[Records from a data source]
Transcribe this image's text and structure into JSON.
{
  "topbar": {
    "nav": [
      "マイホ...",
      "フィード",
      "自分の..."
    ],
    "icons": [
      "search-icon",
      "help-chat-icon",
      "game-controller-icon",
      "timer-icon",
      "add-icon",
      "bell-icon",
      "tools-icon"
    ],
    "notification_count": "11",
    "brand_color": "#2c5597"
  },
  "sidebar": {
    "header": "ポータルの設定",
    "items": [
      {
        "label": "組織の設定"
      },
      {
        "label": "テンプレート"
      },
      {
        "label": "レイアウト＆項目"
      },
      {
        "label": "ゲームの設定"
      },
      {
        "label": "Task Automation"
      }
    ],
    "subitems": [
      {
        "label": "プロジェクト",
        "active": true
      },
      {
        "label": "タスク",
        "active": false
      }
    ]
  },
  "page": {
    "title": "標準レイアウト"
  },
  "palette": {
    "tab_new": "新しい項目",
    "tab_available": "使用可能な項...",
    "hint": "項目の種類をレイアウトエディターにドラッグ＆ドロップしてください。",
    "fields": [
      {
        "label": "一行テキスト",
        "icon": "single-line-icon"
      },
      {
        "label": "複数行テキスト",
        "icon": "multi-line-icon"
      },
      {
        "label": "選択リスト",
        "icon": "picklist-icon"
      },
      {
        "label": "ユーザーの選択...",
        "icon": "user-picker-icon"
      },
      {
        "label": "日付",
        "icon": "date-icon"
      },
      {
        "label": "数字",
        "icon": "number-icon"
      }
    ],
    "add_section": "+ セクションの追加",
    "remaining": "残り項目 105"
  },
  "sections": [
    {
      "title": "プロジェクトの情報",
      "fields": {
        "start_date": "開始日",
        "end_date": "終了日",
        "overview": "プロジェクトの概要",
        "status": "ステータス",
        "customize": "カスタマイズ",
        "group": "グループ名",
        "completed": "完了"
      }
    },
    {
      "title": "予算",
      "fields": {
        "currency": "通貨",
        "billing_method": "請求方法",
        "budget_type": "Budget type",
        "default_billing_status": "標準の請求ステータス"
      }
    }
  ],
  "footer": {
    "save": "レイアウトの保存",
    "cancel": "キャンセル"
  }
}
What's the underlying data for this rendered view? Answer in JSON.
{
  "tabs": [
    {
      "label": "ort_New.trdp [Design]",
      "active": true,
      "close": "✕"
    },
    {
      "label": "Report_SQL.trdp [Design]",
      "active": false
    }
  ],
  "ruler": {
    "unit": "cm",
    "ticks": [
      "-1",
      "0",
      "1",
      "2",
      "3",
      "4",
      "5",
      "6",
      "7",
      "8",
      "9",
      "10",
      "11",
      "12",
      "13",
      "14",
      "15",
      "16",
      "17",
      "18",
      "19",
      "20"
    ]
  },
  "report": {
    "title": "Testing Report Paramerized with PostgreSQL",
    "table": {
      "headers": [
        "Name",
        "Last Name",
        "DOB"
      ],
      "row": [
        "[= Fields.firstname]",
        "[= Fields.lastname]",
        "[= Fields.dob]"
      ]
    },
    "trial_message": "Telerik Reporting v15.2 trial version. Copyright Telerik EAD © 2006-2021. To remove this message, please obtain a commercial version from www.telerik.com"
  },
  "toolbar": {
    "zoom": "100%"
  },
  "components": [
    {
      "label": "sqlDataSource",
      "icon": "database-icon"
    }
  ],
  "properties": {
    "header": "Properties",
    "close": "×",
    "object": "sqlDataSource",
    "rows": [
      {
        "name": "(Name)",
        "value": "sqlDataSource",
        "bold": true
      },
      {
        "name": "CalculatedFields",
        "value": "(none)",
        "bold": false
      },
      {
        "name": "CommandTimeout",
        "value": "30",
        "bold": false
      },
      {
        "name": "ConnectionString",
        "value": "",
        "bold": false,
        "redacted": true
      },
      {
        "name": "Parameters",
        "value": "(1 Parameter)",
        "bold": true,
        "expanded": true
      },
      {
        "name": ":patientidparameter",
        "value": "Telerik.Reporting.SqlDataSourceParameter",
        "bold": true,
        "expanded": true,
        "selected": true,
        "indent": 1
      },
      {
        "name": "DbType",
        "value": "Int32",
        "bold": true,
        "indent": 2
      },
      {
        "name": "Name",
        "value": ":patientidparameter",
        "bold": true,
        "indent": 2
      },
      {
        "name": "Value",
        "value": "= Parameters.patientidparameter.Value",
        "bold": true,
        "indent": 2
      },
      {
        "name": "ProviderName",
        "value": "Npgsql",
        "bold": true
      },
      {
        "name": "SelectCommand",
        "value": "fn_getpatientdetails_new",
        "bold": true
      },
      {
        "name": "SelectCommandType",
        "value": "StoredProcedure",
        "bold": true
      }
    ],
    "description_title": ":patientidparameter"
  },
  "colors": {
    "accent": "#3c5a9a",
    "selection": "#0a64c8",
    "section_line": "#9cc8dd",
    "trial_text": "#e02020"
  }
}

WHAT IS ASKED: Pull out the lines above in which the word "patientidparameter" appears.

REPLY:
        "name": ":patientidparameter",
        "value": ":patientidparameter",
        "value": "= Parameters.patientidparameter.Value",
    "description_title": ":patientidparameter"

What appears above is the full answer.